**Given records**
*****

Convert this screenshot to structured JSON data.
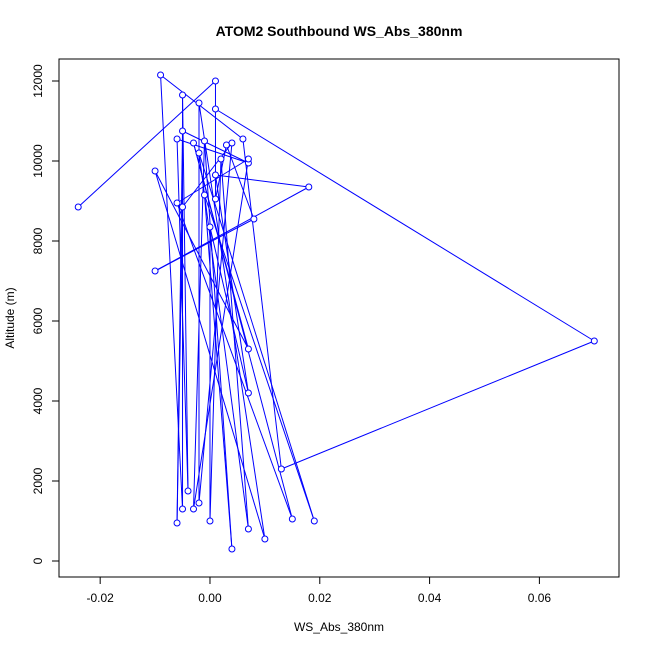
{
  "chart_data": {
    "type": "line",
    "title": "ATOM2 Southbound WS_Abs_380nm",
    "xlabel": "WS_Abs_380nm",
    "ylabel": "Altitude (m)",
    "xlim": [
      -0.0275,
      0.0745
    ],
    "ylim": [
      -400,
      12550
    ],
    "xticks": [
      -0.02,
      0.0,
      0.02,
      0.04,
      0.06
    ],
    "xtick_labels": [
      "-0.02",
      "0.00",
      "0.02",
      "0.04",
      "0.06"
    ],
    "yticks": [
      0,
      2000,
      4000,
      6000,
      8000,
      10000,
      12000
    ],
    "ytick_labels": [
      "0",
      "2000",
      "4000",
      "6000",
      "8000",
      "10000",
      "12000"
    ],
    "grid": false,
    "series": [
      {
        "color": "#0000ff",
        "marker": "open-circle",
        "points": [
          {
            "x": 0.001,
            "y": 11300
          },
          {
            "x": 0.07,
            "y": 5500
          },
          {
            "x": 0.013,
            "y": 2300
          },
          {
            "x": 0.006,
            "y": 10550
          },
          {
            "x": -0.009,
            "y": 12150
          },
          {
            "x": -0.005,
            "y": 1300
          },
          {
            "x": -0.005,
            "y": 11650
          },
          {
            "x": -0.004,
            "y": 1750
          },
          {
            "x": -0.006,
            "y": 10550
          },
          {
            "x": 0.007,
            "y": 9950
          },
          {
            "x": -0.005,
            "y": 10750
          },
          {
            "x": -0.006,
            "y": 950
          },
          {
            "x": -0.005,
            "y": 8850
          },
          {
            "x": 0.004,
            "y": 10450
          },
          {
            "x": -0.002,
            "y": 1450
          },
          {
            "x": -0.002,
            "y": 11450
          },
          {
            "x": 0.01,
            "y": 550
          },
          {
            "x": -0.01,
            "y": 9750
          },
          {
            "x": 0.007,
            "y": 5300
          },
          {
            "x": -0.003,
            "y": 10450
          },
          {
            "x": 0.015,
            "y": 1050
          },
          {
            "x": -0.006,
            "y": 8950
          },
          {
            "x": 0.007,
            "y": 10050
          },
          {
            "x": -0.003,
            "y": 1300
          },
          {
            "x": -0.001,
            "y": 10500
          },
          {
            "x": 0.004,
            "y": 300
          },
          {
            "x": -0.001,
            "y": 9150
          },
          {
            "x": 0.019,
            "y": 1000
          },
          {
            "x": -0.002,
            "y": 10200
          },
          {
            "x": 0.007,
            "y": 800
          },
          {
            "x": 0.002,
            "y": 10050
          },
          {
            "x": 0.0,
            "y": 1000
          },
          {
            "x": 0.0,
            "y": 8350
          },
          {
            "x": 0.007,
            "y": 4200
          },
          {
            "x": 0.001,
            "y": 9650
          },
          {
            "x": 0.018,
            "y": 9350
          },
          {
            "x": -0.01,
            "y": 7250
          },
          {
            "x": 0.008,
            "y": 8550
          },
          {
            "x": 0.003,
            "y": 10400
          },
          {
            "x": 0.001,
            "y": 9050
          },
          {
            "x": 0.001,
            "y": 12000
          },
          {
            "x": -0.024,
            "y": 8850
          }
        ]
      }
    ]
  }
}
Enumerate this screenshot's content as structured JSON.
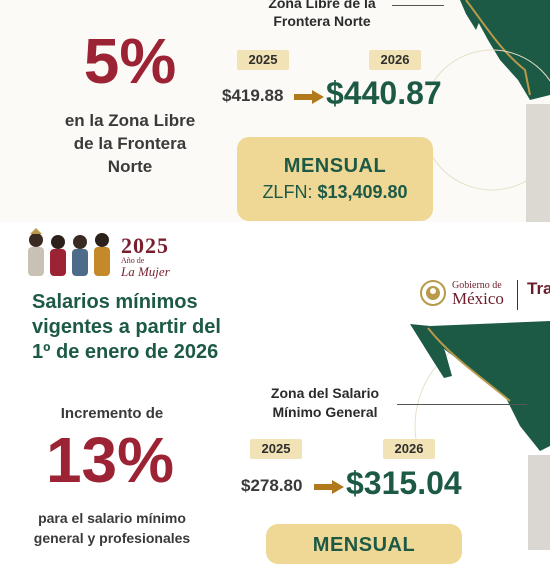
{
  "top": {
    "zone_label_line1": "Zona Libre de la",
    "zone_label_line2": "Frontera Norte",
    "percent": "5%",
    "caption_line1": "en la Zona Libre",
    "caption_line2": "de la Frontera",
    "caption_line3": "Norte",
    "year_old": "2025",
    "year_new": "2026",
    "old_value": "$419.88",
    "new_value": "$440.87",
    "monthly_title": "MENSUAL",
    "monthly_prefix": "ZLFN: ",
    "monthly_value": "$13,409.80"
  },
  "header": {
    "mujer_year": "2025",
    "mujer_sub_line1": "Año de",
    "mujer_sub_line2": "La Mujer",
    "gob_line1": "Gobierno de",
    "gob_line2": "México",
    "ministry_partial": "Tra",
    "headline_line1": "Salarios mínimos",
    "headline_line2": "vigentes a partir del",
    "headline_line3": "1º de enero de 2026"
  },
  "bottom": {
    "zone_label_line1": "Zona del Salario",
    "zone_label_line2": "Mínimo General",
    "increase_label": "Incremento de",
    "percent": "13%",
    "year_old": "2025",
    "year_new": "2026",
    "old_value": "$278.80",
    "new_value": "$315.04",
    "caption_line1": "para el salario mínimo",
    "caption_line2": "general y profesionales",
    "monthly_title": "MENSUAL"
  },
  "colors": {
    "accent_red": "#9b2333",
    "accent_green": "#1d5a45",
    "gold_box": "#efd796",
    "year_chip": "#f1e3b5"
  },
  "icons": [
    "mexico-map-icon",
    "arrow-right-icon",
    "women-illustration-icon",
    "coat-of-arms-icon"
  ]
}
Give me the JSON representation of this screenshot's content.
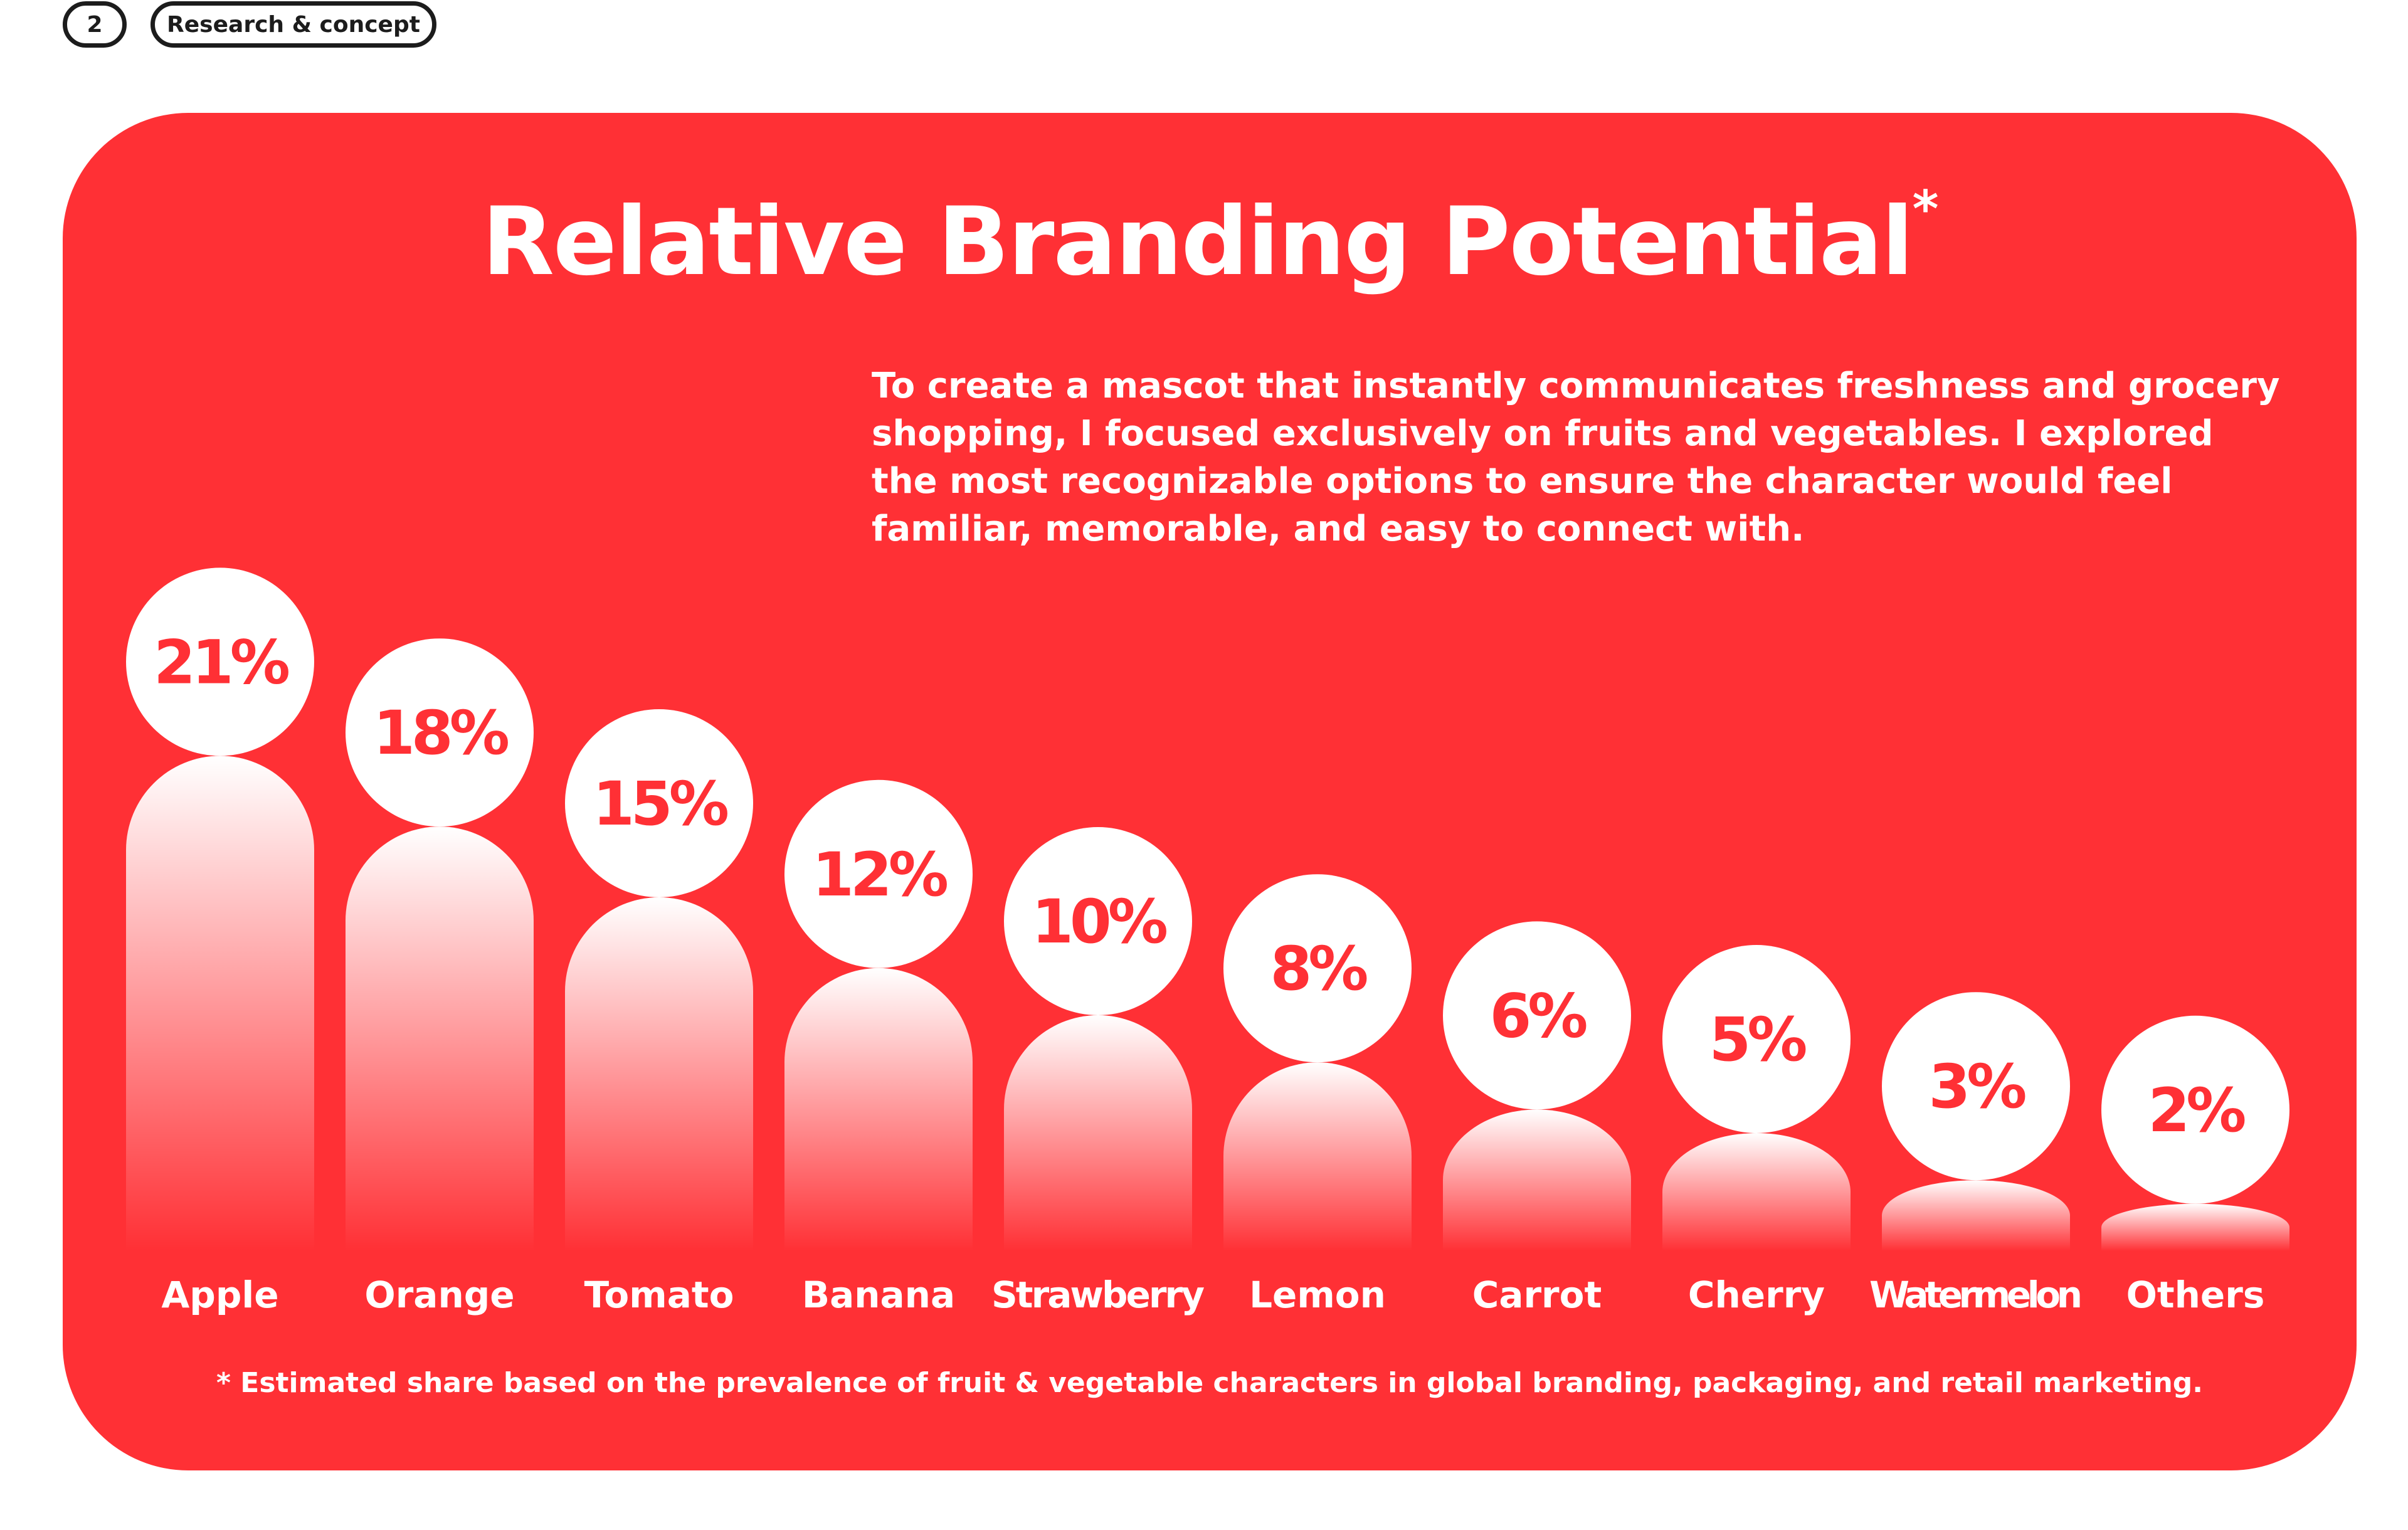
{
  "header": {
    "page_number": "2",
    "section_label": "Research & concept"
  },
  "card": {
    "title": "Relative Branding Potential",
    "title_marker": "*",
    "description": "To create a mascot that instantly communicates freshness and grocery shopping, I focused exclusively on fruits and vegetables. I explored the most recognizable options to ensure the character would feel familiar, memorable, and easy to connect with.",
    "footnote": "* Estimated share based on the prevalence of fruit & vegetable characters in global branding, packaging, and retail marketing."
  },
  "colors": {
    "background": "#ffffff",
    "card": "#ff3035",
    "text": "#ffffff",
    "outline": "#1c1c1c"
  },
  "chart_data": {
    "type": "bar",
    "title": "Relative Branding Potential",
    "categories": [
      "Apple",
      "Orange",
      "Tomato",
      "Banana",
      "Strawberry",
      "Lemon",
      "Carrot",
      "Cherry",
      "Watermelon",
      "Others"
    ],
    "values": [
      21,
      18,
      15,
      12,
      10,
      8,
      6,
      5,
      3,
      2
    ],
    "value_labels": [
      "21%",
      "18%",
      "15%",
      "12%",
      "10%",
      "8%",
      "6%",
      "5%",
      "3%",
      "2%"
    ],
    "unit": "%",
    "xlabel": "",
    "ylabel": "",
    "grid": false,
    "legend": "none"
  }
}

*****

**Requirement**
Leave out the pictures and restate everything else word for word.

**Answer to the task**
Convert this screenshot to structured JSON data.
{
  "chart_data": {
    "type": "line",
    "title": "ATOM2 Southbound WS_Abs_380nm",
    "xlabel": "WS_Abs_380nm",
    "ylabel": "Altitude (m)",
    "xlim": [
      -0.0275,
      0.0745
    ],
    "ylim": [
      -400,
      12550
    ],
    "xticks": [
      -0.02,
      0.0,
      0.02,
      0.04,
      0.06
    ],
    "xtick_labels": [
      "-0.02",
      "0.00",
      "0.02",
      "0.04",
      "0.06"
    ],
    "yticks": [
      0,
      2000,
      4000,
      6000,
      8000,
      10000,
      12000
    ],
    "ytick_labels": [
      "0",
      "2000",
      "4000",
      "6000",
      "8000",
      "10000",
      "12000"
    ],
    "grid": false,
    "series": [
      {
        "color": "#0000ff",
        "marker": "open-circle",
        "points": [
          {
            "x": 0.001,
            "y": 11300
          },
          {
            "x": 0.07,
            "y": 5500
          },
          {
            "x": 0.013,
            "y": 2300
          },
          {
            "x": 0.006,
            "y": 10550
          },
          {
            "x": -0.009,
            "y": 12150
          },
          {
            "x": -0.005,
            "y": 1300
          },
          {
            "x": -0.005,
            "y": 11650
          },
          {
            "x": -0.004,
            "y": 1750
          },
          {
            "x": -0.006,
            "y": 10550
          },
          {
            "x": 0.007,
            "y": 9950
          },
          {
            "x": -0.005,
            "y": 10750
          },
          {
            "x": -0.006,
            "y": 950
          },
          {
            "x": -0.005,
            "y": 8850
          },
          {
            "x": 0.004,
            "y": 10450
          },
          {
            "x": -0.002,
            "y": 1450
          },
          {
            "x": -0.002,
            "y": 11450
          },
          {
            "x": 0.01,
            "y": 550
          },
          {
            "x": -0.01,
            "y": 9750
          },
          {
            "x": 0.007,
            "y": 5300
          },
          {
            "x": -0.003,
            "y": 10450
          },
          {
            "x": 0.015,
            "y": 1050
          },
          {
            "x": -0.006,
            "y": 8950
          },
          {
            "x": 0.007,
            "y": 10050
          },
          {
            "x": -0.003,
            "y": 1300
          },
          {
            "x": -0.001,
            "y": 10500
          },
          {
            "x": 0.004,
            "y": 300
          },
          {
            "x": -0.001,
            "y": 9150
          },
          {
            "x": 0.019,
            "y": 1000
          },
          {
            "x": -0.002,
            "y": 10200
          },
          {
            "x": 0.007,
            "y": 800
          },
          {
            "x": 0.002,
            "y": 10050
          },
          {
            "x": 0.0,
            "y": 1000
          },
          {
            "x": 0.0,
            "y": 8350
          },
          {
            "x": 0.007,
            "y": 4200
          },
          {
            "x": 0.001,
            "y": 9650
          },
          {
            "x": 0.018,
            "y": 9350
          },
          {
            "x": -0.01,
            "y": 7250
          },
          {
            "x": 0.008,
            "y": 8550
          },
          {
            "x": 0.003,
            "y": 10400
          },
          {
            "x": 0.001,
            "y": 9050
          },
          {
            "x": 0.001,
            "y": 12000
          },
          {
            "x": -0.024,
            "y": 8850
          }
        ]
      }
    ]
  }
}
Enumerate this screenshot's content as structured JSON.
{
  "top": {
    "zone_label_line1": "Zona Libre de la",
    "zone_label_line2": "Frontera Norte",
    "percent": "5%",
    "caption_line1": "en la Zona Libre",
    "caption_line2": "de la Frontera",
    "caption_line3": "Norte",
    "year_old": "2025",
    "year_new": "2026",
    "old_value": "$419.88",
    "new_value": "$440.87",
    "monthly_title": "MENSUAL",
    "monthly_prefix": "ZLFN: ",
    "monthly_value": "$13,409.80"
  },
  "header": {
    "mujer_year": "2025",
    "mujer_sub_line1": "Año de",
    "mujer_sub_line2": "La Mujer",
    "gob_line1": "Gobierno de",
    "gob_line2": "México",
    "ministry_partial": "Tra",
    "headline_line1": "Salarios mínimos",
    "headline_line2": "vigentes a partir del",
    "headline_line3": "1º de enero de 2026"
  },
  "bottom": {
    "zone_label_line1": "Zona del Salario",
    "zone_label_line2": "Mínimo General",
    "increase_label": "Incremento de",
    "percent": "13%",
    "year_old": "2025",
    "year_new": "2026",
    "old_value": "$278.80",
    "new_value": "$315.04",
    "caption_line1": "para el salario mínimo",
    "caption_line2": "general y profesionales",
    "monthly_title": "MENSUAL"
  },
  "colors": {
    "accent_red": "#9b2333",
    "accent_green": "#1d5a45",
    "gold_box": "#efd796",
    "year_chip": "#f1e3b5"
  },
  "icons": [
    "mexico-map-icon",
    "arrow-right-icon",
    "women-illustration-icon",
    "coat-of-arms-icon"
  ]
}
Give me the JSON representation of this screenshot's content.
{
  "header": {
    "page_number": "2",
    "section_label": "Research & concept"
  },
  "card": {
    "title": "Relative Branding Potential",
    "title_marker": "*",
    "description": "To create a mascot that instantly communicates freshness and grocery shopping, I focused exclusively on fruits and vegetables. I explored the most recognizable options to ensure the character would feel familiar, memorable, and easy to connect with.",
    "footnote": "* Estimated share based on the prevalence of fruit & vegetable characters in global branding, packaging, and retail marketing."
  },
  "colors": {
    "background": "#ffffff",
    "card": "#ff3035",
    "text": "#ffffff",
    "outline": "#1c1c1c"
  },
  "chart_data": {
    "type": "bar",
    "title": "Relative Branding Potential",
    "categories": [
      "Apple",
      "Orange",
      "Tomato",
      "Banana",
      "Strawberry",
      "Lemon",
      "Carrot",
      "Cherry",
      "Watermelon",
      "Others"
    ],
    "values": [
      21,
      18,
      15,
      12,
      10,
      8,
      6,
      5,
      3,
      2
    ],
    "value_labels": [
      "21%",
      "18%",
      "15%",
      "12%",
      "10%",
      "8%",
      "6%",
      "5%",
      "3%",
      "2%"
    ],
    "unit": "%",
    "xlabel": "",
    "ylabel": "",
    "grid": false,
    "legend": "none"
  }
}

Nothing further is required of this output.